(Saved data entries)
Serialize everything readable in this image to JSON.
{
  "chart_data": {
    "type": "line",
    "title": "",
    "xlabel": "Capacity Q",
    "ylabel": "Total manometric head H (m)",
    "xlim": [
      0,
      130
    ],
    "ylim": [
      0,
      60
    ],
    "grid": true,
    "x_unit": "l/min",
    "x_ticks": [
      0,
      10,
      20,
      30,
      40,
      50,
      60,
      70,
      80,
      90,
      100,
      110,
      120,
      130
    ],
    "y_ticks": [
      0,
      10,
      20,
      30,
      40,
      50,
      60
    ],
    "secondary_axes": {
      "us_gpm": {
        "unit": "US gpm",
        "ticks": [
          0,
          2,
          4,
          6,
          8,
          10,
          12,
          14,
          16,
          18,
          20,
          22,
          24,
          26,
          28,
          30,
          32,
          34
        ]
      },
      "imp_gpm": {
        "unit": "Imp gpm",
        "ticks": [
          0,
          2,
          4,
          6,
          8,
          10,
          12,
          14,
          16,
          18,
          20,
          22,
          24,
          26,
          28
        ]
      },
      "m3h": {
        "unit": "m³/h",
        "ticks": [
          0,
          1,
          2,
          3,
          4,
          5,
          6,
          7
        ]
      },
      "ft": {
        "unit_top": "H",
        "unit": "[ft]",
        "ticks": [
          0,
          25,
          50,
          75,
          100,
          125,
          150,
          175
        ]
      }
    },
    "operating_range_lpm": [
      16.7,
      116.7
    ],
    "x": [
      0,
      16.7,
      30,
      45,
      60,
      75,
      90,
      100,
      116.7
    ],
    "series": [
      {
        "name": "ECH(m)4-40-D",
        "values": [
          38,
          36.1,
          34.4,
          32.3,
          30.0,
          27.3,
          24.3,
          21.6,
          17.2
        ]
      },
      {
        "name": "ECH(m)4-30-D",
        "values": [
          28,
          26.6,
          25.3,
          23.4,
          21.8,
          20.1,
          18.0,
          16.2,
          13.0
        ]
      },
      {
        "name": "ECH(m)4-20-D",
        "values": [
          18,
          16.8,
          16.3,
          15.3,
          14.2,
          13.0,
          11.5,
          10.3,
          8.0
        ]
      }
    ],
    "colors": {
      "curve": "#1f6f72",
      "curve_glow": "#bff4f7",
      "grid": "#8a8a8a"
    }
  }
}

▶ [Goal]: Reproduce the material above, every line of it, exactly.

▶ [Exercise result]:
Serialize everything readable in this image to JSON.
{
  "chart_data": {
    "type": "line",
    "title": "",
    "xlabel": "Capacity Q",
    "ylabel": "Total manometric head H (m)",
    "xlim": [
      0,
      130
    ],
    "ylim": [
      0,
      60
    ],
    "grid": true,
    "x_unit": "l/min",
    "x_ticks": [
      0,
      10,
      20,
      30,
      40,
      50,
      60,
      70,
      80,
      90,
      100,
      110,
      120,
      130
    ],
    "y_ticks": [
      0,
      10,
      20,
      30,
      40,
      50,
      60
    ],
    "secondary_axes": {
      "us_gpm": {
        "unit": "US gpm",
        "ticks": [
          0,
          2,
          4,
          6,
          8,
          10,
          12,
          14,
          16,
          18,
          20,
          22,
          24,
          26,
          28,
          30,
          32,
          34
        ]
      },
      "imp_gpm": {
        "unit": "Imp gpm",
        "ticks": [
          0,
          2,
          4,
          6,
          8,
          10,
          12,
          14,
          16,
          18,
          20,
          22,
          24,
          26,
          28
        ]
      },
      "m3h": {
        "unit": "m³/h",
        "ticks": [
          0,
          1,
          2,
          3,
          4,
          5,
          6,
          7
        ]
      },
      "ft": {
        "unit_top": "H",
        "unit": "[ft]",
        "ticks": [
          0,
          25,
          50,
          75,
          100,
          125,
          150,
          175
        ]
      }
    },
    "operating_range_lpm": [
      16.7,
      116.7
    ],
    "x": [
      0,
      16.7,
      30,
      45,
      60,
      75,
      90,
      100,
      116.7
    ],
    "series": [
      {
        "name": "ECH(m)4-40-D",
        "values": [
          38,
          36.1,
          34.4,
          32.3,
          30.0,
          27.3,
          24.3,
          21.6,
          17.2
        ]
      },
      {
        "name": "ECH(m)4-30-D",
        "values": [
          28,
          26.6,
          25.3,
          23.4,
          21.8,
          20.1,
          18.0,
          16.2,
          13.0
        ]
      },
      {
        "name": "ECH(m)4-20-D",
        "values": [
          18,
          16.8,
          16.3,
          15.3,
          14.2,
          13.0,
          11.5,
          10.3,
          8.0
        ]
      }
    ],
    "colors": {
      "curve": "#1f6f72",
      "curve_glow": "#bff4f7",
      "grid": "#8a8a8a"
    }
  }
}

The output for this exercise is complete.